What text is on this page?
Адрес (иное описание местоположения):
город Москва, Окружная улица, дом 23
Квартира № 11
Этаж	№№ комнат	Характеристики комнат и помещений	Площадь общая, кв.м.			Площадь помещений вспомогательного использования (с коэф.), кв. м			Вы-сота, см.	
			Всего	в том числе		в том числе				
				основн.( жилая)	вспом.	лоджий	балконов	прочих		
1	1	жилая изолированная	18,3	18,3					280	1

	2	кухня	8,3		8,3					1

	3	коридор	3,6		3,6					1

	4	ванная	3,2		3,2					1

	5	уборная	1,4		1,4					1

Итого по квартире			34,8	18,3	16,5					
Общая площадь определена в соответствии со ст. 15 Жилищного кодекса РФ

● ● ● ●

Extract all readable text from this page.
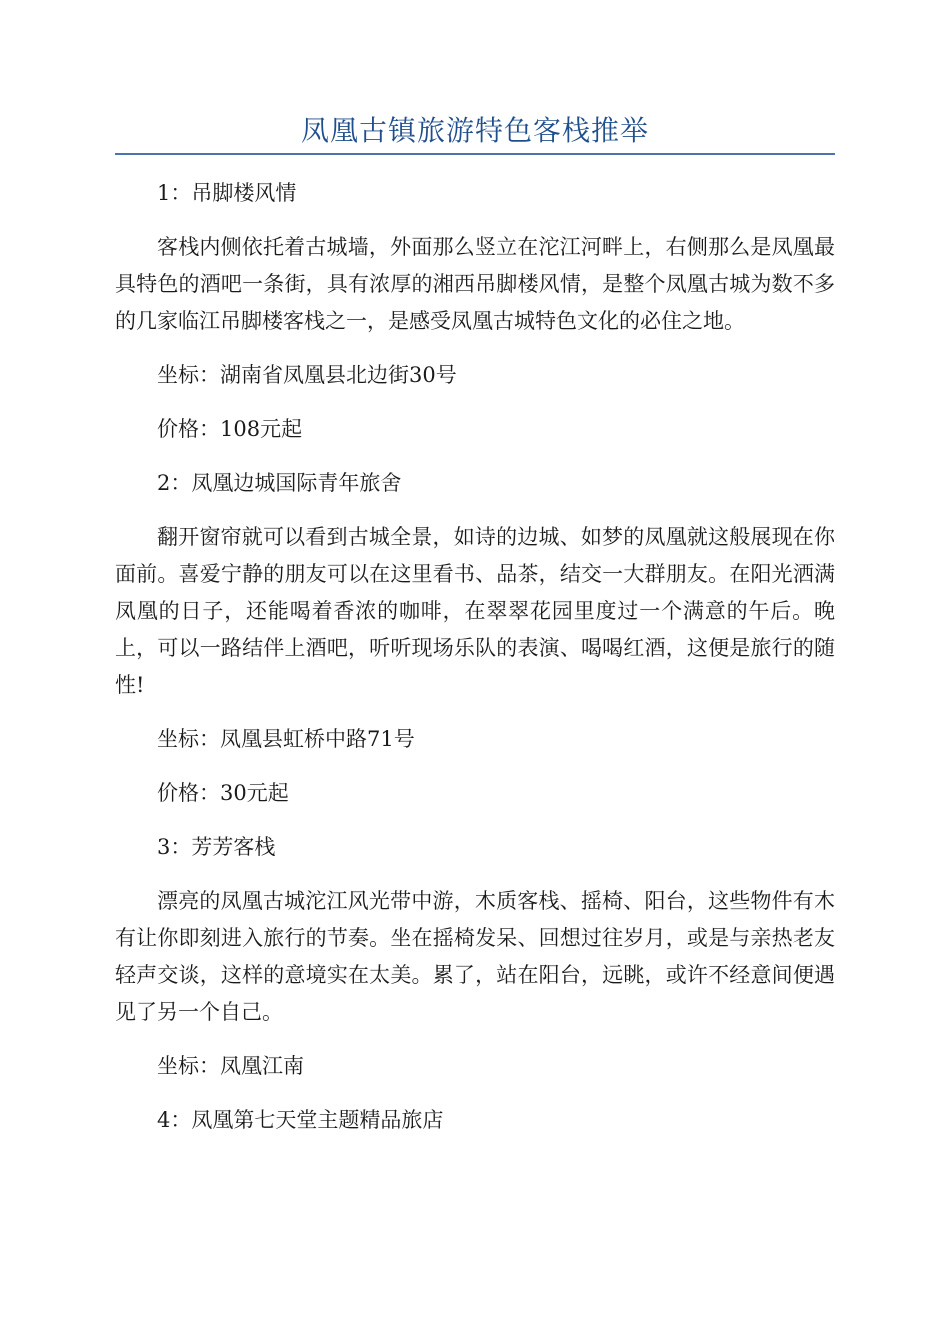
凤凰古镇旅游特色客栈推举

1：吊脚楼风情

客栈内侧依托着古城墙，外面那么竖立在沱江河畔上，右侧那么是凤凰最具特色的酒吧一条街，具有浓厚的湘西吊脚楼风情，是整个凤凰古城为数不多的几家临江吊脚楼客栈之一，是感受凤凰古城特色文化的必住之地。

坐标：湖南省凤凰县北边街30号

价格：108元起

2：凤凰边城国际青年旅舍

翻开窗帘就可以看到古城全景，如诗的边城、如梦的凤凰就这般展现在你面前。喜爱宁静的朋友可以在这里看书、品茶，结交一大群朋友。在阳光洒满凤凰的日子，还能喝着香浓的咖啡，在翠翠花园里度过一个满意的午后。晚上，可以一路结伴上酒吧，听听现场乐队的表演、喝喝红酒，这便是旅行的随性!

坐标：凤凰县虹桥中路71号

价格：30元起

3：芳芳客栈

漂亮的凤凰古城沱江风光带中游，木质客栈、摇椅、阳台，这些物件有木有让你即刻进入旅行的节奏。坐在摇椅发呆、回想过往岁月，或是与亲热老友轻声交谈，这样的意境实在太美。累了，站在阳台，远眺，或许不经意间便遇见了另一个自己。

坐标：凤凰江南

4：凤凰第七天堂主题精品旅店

● ● ● ●

§ **TASK BRIEF**
Using the entries above, return each line that includes the word "this".

§ **RIGHT ANSWER**
What text is on this page?
Extract all readable text from this page.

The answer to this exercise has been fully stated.